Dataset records
◇ ◇ ◇ ◇

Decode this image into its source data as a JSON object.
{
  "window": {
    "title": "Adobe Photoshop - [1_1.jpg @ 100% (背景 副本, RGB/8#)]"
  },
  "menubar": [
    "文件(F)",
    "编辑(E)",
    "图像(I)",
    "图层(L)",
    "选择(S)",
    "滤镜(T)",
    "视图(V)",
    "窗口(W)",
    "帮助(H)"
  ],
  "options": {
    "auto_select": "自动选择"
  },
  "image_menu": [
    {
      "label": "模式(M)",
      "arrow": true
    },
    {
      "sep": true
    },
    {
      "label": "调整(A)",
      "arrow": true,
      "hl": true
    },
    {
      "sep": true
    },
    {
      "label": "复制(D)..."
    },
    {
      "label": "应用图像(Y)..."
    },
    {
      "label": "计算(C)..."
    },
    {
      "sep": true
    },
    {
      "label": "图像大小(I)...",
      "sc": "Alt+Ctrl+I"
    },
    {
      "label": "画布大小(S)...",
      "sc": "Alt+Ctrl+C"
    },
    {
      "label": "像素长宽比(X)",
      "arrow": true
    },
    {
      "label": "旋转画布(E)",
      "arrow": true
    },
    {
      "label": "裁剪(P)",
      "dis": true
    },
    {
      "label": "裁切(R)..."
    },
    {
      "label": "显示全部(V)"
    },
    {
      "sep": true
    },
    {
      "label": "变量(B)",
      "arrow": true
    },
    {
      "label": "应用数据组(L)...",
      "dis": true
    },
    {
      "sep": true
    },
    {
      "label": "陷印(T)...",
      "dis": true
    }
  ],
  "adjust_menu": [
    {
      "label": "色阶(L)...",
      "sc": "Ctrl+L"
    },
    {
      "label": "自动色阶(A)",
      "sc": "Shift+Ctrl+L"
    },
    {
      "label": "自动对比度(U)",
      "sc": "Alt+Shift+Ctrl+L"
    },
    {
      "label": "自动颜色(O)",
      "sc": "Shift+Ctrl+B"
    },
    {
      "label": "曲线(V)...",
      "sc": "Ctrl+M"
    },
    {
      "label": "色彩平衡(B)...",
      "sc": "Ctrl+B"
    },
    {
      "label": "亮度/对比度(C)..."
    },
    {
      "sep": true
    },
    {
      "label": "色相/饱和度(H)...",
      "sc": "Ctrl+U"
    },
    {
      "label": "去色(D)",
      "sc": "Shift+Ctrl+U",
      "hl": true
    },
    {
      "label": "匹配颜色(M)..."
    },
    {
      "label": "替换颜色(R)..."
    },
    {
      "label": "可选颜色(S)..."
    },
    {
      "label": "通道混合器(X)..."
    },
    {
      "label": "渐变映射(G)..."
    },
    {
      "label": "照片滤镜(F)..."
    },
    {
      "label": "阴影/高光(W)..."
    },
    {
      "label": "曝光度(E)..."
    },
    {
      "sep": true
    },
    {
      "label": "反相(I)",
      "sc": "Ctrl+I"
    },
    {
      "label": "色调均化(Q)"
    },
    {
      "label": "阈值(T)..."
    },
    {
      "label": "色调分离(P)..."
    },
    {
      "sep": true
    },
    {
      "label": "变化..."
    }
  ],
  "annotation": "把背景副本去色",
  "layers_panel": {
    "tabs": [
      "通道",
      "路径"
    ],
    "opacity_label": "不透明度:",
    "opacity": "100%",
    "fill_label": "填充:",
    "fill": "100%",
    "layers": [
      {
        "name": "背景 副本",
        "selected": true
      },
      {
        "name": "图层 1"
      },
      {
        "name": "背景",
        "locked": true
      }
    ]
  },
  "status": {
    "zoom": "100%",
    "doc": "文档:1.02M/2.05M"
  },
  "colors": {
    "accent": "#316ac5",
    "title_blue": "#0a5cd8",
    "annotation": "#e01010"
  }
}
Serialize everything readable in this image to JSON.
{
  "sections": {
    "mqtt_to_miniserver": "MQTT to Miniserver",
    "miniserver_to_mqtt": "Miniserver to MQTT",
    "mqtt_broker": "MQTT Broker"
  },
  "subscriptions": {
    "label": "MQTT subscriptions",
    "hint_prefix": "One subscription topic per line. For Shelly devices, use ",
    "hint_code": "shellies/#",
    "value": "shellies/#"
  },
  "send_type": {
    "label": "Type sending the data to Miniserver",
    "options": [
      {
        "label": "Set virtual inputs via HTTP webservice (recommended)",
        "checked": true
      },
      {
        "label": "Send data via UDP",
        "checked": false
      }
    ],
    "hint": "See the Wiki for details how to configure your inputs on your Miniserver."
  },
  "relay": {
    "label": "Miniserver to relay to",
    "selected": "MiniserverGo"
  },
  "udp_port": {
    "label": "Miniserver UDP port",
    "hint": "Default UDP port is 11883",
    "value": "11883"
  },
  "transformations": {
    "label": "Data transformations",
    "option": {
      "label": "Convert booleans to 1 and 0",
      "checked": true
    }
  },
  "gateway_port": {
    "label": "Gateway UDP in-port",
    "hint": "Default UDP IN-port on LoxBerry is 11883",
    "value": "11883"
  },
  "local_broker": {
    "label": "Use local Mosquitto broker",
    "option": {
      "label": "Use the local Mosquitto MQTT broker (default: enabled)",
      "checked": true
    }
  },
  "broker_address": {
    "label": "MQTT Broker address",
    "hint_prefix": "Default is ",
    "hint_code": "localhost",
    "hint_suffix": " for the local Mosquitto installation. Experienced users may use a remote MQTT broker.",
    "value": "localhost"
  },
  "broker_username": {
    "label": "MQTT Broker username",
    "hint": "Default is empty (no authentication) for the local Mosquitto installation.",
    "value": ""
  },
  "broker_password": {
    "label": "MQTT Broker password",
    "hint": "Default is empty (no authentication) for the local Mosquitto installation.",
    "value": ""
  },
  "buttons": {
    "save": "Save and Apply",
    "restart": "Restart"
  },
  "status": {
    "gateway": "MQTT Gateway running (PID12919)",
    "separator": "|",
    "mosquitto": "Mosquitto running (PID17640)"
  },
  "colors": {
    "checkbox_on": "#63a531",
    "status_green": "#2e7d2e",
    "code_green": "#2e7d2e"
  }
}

◇ ◇ ◇ ◇

Every record above should be copied exactly.

RESULT FOR THIS EXERCISE =
Decode this image into its source data as a JSON object.
{
  "window": {
    "title": "Adobe Photoshop - [1_1.jpg @ 100% (背景 副本, RGB/8#)]"
  },
  "menubar": [
    "文件(F)",
    "编辑(E)",
    "图像(I)",
    "图层(L)",
    "选择(S)",
    "滤镜(T)",
    "视图(V)",
    "窗口(W)",
    "帮助(H)"
  ],
  "options": {
    "auto_select": "自动选择"
  },
  "image_menu": [
    {
      "label": "模式(M)",
      "arrow": true
    },
    {
      "sep": true
    },
    {
      "label": "调整(A)",
      "arrow": true,
      "hl": true
    },
    {
      "sep": true
    },
    {
      "label": "复制(D)..."
    },
    {
      "label": "应用图像(Y)..."
    },
    {
      "label": "计算(C)..."
    },
    {
      "sep": true
    },
    {
      "label": "图像大小(I)...",
      "sc": "Alt+Ctrl+I"
    },
    {
      "label": "画布大小(S)...",
      "sc": "Alt+Ctrl+C"
    },
    {
      "label": "像素长宽比(X)",
      "arrow": true
    },
    {
      "label": "旋转画布(E)",
      "arrow": true
    },
    {
      "label": "裁剪(P)",
      "dis": true
    },
    {
      "label": "裁切(R)..."
    },
    {
      "label": "显示全部(V)"
    },
    {
      "sep": true
    },
    {
      "label": "变量(B)",
      "arrow": true
    },
    {
      "label": "应用数据组(L)...",
      "dis": true
    },
    {
      "sep": true
    },
    {
      "label": "陷印(T)...",
      "dis": true
    }
  ],
  "adjust_menu": [
    {
      "label": "色阶(L)...",
      "sc": "Ctrl+L"
    },
    {
      "label": "自动色阶(A)",
      "sc": "Shift+Ctrl+L"
    },
    {
      "label": "自动对比度(U)",
      "sc": "Alt+Shift+Ctrl+L"
    },
    {
      "label": "自动颜色(O)",
      "sc": "Shift+Ctrl+B"
    },
    {
      "label": "曲线(V)...",
      "sc": "Ctrl+M"
    },
    {
      "label": "色彩平衡(B)...",
      "sc": "Ctrl+B"
    },
    {
      "label": "亮度/对比度(C)..."
    },
    {
      "sep": true
    },
    {
      "label": "色相/饱和度(H)...",
      "sc": "Ctrl+U"
    },
    {
      "label": "去色(D)",
      "sc": "Shift+Ctrl+U",
      "hl": true
    },
    {
      "label": "匹配颜色(M)..."
    },
    {
      "label": "替换颜色(R)..."
    },
    {
      "label": "可选颜色(S)..."
    },
    {
      "label": "通道混合器(X)..."
    },
    {
      "label": "渐变映射(G)..."
    },
    {
      "label": "照片滤镜(F)..."
    },
    {
      "label": "阴影/高光(W)..."
    },
    {
      "label": "曝光度(E)..."
    },
    {
      "sep": true
    },
    {
      "label": "反相(I)",
      "sc": "Ctrl+I"
    },
    {
      "label": "色调均化(Q)"
    },
    {
      "label": "阈值(T)..."
    },
    {
      "label": "色调分离(P)..."
    },
    {
      "sep": true
    },
    {
      "label": "变化..."
    }
  ],
  "annotation": "把背景副本去色",
  "layers_panel": {
    "tabs": [
      "通道",
      "路径"
    ],
    "opacity_label": "不透明度:",
    "opacity": "100%",
    "fill_label": "填充:",
    "fill": "100%",
    "layers": [
      {
        "name": "背景 副本",
        "selected": true
      },
      {
        "name": "图层 1"
      },
      {
        "name": "背景",
        "locked": true
      }
    ]
  },
  "status": {
    "zoom": "100%",
    "doc": "文档:1.02M/2.05M"
  },
  "colors": {
    "accent": "#316ac5",
    "title_blue": "#0a5cd8",
    "annotation": "#e01010"
  }
}
Serialize everything readable in this image to JSON.
{
  "sections": {
    "mqtt_to_miniserver": "MQTT to Miniserver",
    "miniserver_to_mqtt": "Miniserver to MQTT",
    "mqtt_broker": "MQTT Broker"
  },
  "subscriptions": {
    "label": "MQTT subscriptions",
    "hint_prefix": "One subscription topic per line. For Shelly devices, use ",
    "hint_code": "shellies/#",
    "value": "shellies/#"
  },
  "send_type": {
    "label": "Type sending the data to Miniserver",
    "options": [
      {
        "label": "Set virtual inputs via HTTP webservice (recommended)",
        "checked": true
      },
      {
        "label": "Send data via UDP",
        "checked": false
      }
    ],
    "hint": "See the Wiki for details how to configure your inputs on your Miniserver."
  },
  "relay": {
    "label": "Miniserver to relay to",
    "selected": "MiniserverGo"
  },
  "udp_port": {
    "label": "Miniserver UDP port",
    "hint": "Default UDP port is 11883",
    "value": "11883"
  },
  "transformations": {
    "label": "Data transformations",
    "option": {
      "label": "Convert booleans to 1 and 0",
      "checked": true
    }
  },
  "gateway_port": {
    "label": "Gateway UDP in-port",
    "hint": "Default UDP IN-port on LoxBerry is 11883",
    "value": "11883"
  },
  "local_broker": {
    "label": "Use local Mosquitto broker",
    "option": {
      "label": "Use the local Mosquitto MQTT broker (default: enabled)",
      "checked": true
    }
  },
  "broker_address": {
    "label": "MQTT Broker address",
    "hint_prefix": "Default is ",
    "hint_code": "localhost",
    "hint_suffix": " for the local Mosquitto installation. Experienced users may use a remote MQTT broker.",
    "value": "localhost"
  },
  "broker_username": {
    "label": "MQTT Broker username",
    "hint": "Default is empty (no authentication) for the local Mosquitto installation.",
    "value": ""
  },
  "broker_password": {
    "label": "MQTT Broker password",
    "hint": "Default is empty (no authentication) for the local Mosquitto installation.",
    "value": ""
  },
  "buttons": {
    "save": "Save and Apply",
    "restart": "Restart"
  },
  "status": {
    "gateway": "MQTT Gateway running (PID12919)",
    "separator": "|",
    "mosquitto": "Mosquitto running (PID17640)"
  },
  "colors": {
    "checkbox_on": "#63a531",
    "status_green": "#2e7d2e",
    "code_green": "#2e7d2e"
  }
}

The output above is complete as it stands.